• _What you need to do_:
Reproduce the complete listing without any deviation.
************
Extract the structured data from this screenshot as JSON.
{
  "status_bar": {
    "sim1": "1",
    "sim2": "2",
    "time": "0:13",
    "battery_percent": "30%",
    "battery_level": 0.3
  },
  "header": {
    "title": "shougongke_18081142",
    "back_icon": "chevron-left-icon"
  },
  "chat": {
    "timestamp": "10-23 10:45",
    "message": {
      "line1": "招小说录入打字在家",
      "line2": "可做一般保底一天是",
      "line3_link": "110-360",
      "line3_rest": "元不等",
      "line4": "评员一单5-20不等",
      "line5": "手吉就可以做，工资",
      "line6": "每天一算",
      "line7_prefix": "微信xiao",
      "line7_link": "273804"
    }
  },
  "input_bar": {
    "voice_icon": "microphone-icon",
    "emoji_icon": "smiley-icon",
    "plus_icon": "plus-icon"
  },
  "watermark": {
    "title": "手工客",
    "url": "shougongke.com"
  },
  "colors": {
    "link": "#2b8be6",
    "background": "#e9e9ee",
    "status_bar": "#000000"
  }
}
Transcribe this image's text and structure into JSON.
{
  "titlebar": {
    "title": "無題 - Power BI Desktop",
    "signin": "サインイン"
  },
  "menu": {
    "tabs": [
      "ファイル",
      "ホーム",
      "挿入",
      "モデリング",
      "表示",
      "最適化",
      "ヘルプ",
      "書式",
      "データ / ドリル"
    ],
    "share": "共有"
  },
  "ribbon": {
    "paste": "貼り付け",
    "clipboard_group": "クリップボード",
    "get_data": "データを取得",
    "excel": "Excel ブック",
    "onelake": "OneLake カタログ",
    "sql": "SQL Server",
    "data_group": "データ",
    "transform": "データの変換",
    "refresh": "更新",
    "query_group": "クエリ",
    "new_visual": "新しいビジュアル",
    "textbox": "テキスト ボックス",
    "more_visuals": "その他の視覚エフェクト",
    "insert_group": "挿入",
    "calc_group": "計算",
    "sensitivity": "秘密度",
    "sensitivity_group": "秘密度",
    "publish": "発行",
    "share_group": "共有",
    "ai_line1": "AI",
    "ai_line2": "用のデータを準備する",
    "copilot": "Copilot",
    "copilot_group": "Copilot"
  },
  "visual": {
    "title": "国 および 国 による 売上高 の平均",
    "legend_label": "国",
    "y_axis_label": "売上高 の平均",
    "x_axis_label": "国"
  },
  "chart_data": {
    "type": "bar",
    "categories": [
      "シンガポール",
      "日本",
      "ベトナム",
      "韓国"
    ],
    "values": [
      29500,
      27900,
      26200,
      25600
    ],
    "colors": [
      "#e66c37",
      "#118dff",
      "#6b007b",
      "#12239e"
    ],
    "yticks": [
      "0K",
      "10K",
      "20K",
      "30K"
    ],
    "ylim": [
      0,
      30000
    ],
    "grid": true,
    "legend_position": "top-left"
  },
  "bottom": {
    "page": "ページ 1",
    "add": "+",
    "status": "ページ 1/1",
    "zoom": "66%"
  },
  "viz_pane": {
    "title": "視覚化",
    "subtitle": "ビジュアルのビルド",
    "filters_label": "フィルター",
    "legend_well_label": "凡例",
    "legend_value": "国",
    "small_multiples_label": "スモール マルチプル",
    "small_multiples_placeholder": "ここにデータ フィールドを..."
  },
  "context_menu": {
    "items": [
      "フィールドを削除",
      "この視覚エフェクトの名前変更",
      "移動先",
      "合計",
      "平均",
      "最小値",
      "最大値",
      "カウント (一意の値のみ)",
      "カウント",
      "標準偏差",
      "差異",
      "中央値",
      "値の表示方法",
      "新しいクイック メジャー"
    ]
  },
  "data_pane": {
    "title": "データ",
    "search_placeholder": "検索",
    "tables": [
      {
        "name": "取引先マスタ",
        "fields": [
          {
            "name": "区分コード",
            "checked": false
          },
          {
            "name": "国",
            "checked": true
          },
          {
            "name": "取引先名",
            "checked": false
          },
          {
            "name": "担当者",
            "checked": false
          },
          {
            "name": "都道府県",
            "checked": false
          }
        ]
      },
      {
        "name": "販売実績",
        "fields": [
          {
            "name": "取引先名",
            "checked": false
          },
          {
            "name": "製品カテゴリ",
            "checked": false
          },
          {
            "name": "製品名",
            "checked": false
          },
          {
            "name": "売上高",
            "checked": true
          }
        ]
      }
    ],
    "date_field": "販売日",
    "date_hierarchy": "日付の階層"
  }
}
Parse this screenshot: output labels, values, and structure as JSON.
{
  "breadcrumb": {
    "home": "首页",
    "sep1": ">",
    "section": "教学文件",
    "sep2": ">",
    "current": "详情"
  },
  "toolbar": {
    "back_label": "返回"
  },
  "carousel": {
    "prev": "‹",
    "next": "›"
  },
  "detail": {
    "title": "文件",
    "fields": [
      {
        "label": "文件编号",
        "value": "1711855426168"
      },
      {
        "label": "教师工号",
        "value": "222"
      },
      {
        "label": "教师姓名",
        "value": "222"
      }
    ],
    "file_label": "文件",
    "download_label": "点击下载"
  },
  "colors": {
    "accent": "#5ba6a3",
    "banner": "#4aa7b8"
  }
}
************
• _Finished exercise_:
Extract the structured data from this screenshot as JSON.
{
  "status_bar": {
    "sim1": "1",
    "sim2": "2",
    "time": "0:13",
    "battery_percent": "30%",
    "battery_level": 0.3
  },
  "header": {
    "title": "shougongke_18081142",
    "back_icon": "chevron-left-icon"
  },
  "chat": {
    "timestamp": "10-23 10:45",
    "message": {
      "line1": "招小说录入打字在家",
      "line2": "可做一般保底一天是",
      "line3_link": "110-360",
      "line3_rest": "元不等",
      "line4": "评员一单5-20不等",
      "line5": "手吉就可以做，工资",
      "line6": "每天一算",
      "line7_prefix": "微信xiao",
      "line7_link": "273804"
    }
  },
  "input_bar": {
    "voice_icon": "microphone-icon",
    "emoji_icon": "smiley-icon",
    "plus_icon": "plus-icon"
  },
  "watermark": {
    "title": "手工客",
    "url": "shougongke.com"
  },
  "colors": {
    "link": "#2b8be6",
    "background": "#e9e9ee",
    "status_bar": "#000000"
  }
}
Transcribe this image's text and structure into JSON.
{
  "titlebar": {
    "title": "無題 - Power BI Desktop",
    "signin": "サインイン"
  },
  "menu": {
    "tabs": [
      "ファイル",
      "ホーム",
      "挿入",
      "モデリング",
      "表示",
      "最適化",
      "ヘルプ",
      "書式",
      "データ / ドリル"
    ],
    "share": "共有"
  },
  "ribbon": {
    "paste": "貼り付け",
    "clipboard_group": "クリップボード",
    "get_data": "データを取得",
    "excel": "Excel ブック",
    "onelake": "OneLake カタログ",
    "sql": "SQL Server",
    "data_group": "データ",
    "transform": "データの変換",
    "refresh": "更新",
    "query_group": "クエリ",
    "new_visual": "新しいビジュアル",
    "textbox": "テキスト ボックス",
    "more_visuals": "その他の視覚エフェクト",
    "insert_group": "挿入",
    "calc_group": "計算",
    "sensitivity": "秘密度",
    "sensitivity_group": "秘密度",
    "publish": "発行",
    "share_group": "共有",
    "ai_line1": "AI",
    "ai_line2": "用のデータを準備する",
    "copilot": "Copilot",
    "copilot_group": "Copilot"
  },
  "visual": {
    "title": "国 および 国 による 売上高 の平均",
    "legend_label": "国",
    "y_axis_label": "売上高 の平均",
    "x_axis_label": "国"
  },
  "chart_data": {
    "type": "bar",
    "categories": [
      "シンガポール",
      "日本",
      "ベトナム",
      "韓国"
    ],
    "values": [
      29500,
      27900,
      26200,
      25600
    ],
    "colors": [
      "#e66c37",
      "#118dff",
      "#6b007b",
      "#12239e"
    ],
    "yticks": [
      "0K",
      "10K",
      "20K",
      "30K"
    ],
    "ylim": [
      0,
      30000
    ],
    "grid": true,
    "legend_position": "top-left"
  },
  "bottom": {
    "page": "ページ 1",
    "add": "+",
    "status": "ページ 1/1",
    "zoom": "66%"
  },
  "viz_pane": {
    "title": "視覚化",
    "subtitle": "ビジュアルのビルド",
    "filters_label": "フィルター",
    "legend_well_label": "凡例",
    "legend_value": "国",
    "small_multiples_label": "スモール マルチプル",
    "small_multiples_placeholder": "ここにデータ フィールドを..."
  },
  "context_menu": {
    "items": [
      "フィールドを削除",
      "この視覚エフェクトの名前変更",
      "移動先",
      "合計",
      "平均",
      "最小値",
      "最大値",
      "カウント (一意の値のみ)",
      "カウント",
      "標準偏差",
      "差異",
      "中央値",
      "値の表示方法",
      "新しいクイック メジャー"
    ]
  },
  "data_pane": {
    "title": "データ",
    "search_placeholder": "検索",
    "tables": [
      {
        "name": "取引先マスタ",
        "fields": [
          {
            "name": "区分コード",
            "checked": false
          },
          {
            "name": "国",
            "checked": true
          },
          {
            "name": "取引先名",
            "checked": false
          },
          {
            "name": "担当者",
            "checked": false
          },
          {
            "name": "都道府県",
            "checked": false
          }
        ]
      },
      {
        "name": "販売実績",
        "fields": [
          {
            "name": "取引先名",
            "checked": false
          },
          {
            "name": "製品カテゴリ",
            "checked": false
          },
          {
            "name": "製品名",
            "checked": false
          },
          {
            "name": "売上高",
            "checked": true
          }
        ]
      }
    ],
    "date_field": "販売日",
    "date_hierarchy": "日付の階層"
  }
}
Parse this screenshot: output labels, values, and structure as JSON.
{
  "breadcrumb": {
    "home": "首页",
    "sep1": ">",
    "section": "教学文件",
    "sep2": ">",
    "current": "详情"
  },
  "toolbar": {
    "back_label": "返回"
  },
  "carousel": {
    "prev": "‹",
    "next": "›"
  },
  "detail": {
    "title": "文件",
    "fields": [
      {
        "label": "文件编号",
        "value": "1711855426168"
      },
      {
        "label": "教师工号",
        "value": "222"
      },
      {
        "label": "教师姓名",
        "value": "222"
      }
    ],
    "file_label": "文件",
    "download_label": "点击下载"
  },
  "colors": {
    "accent": "#5ba6a3",
    "banner": "#4aa7b8"
  }
}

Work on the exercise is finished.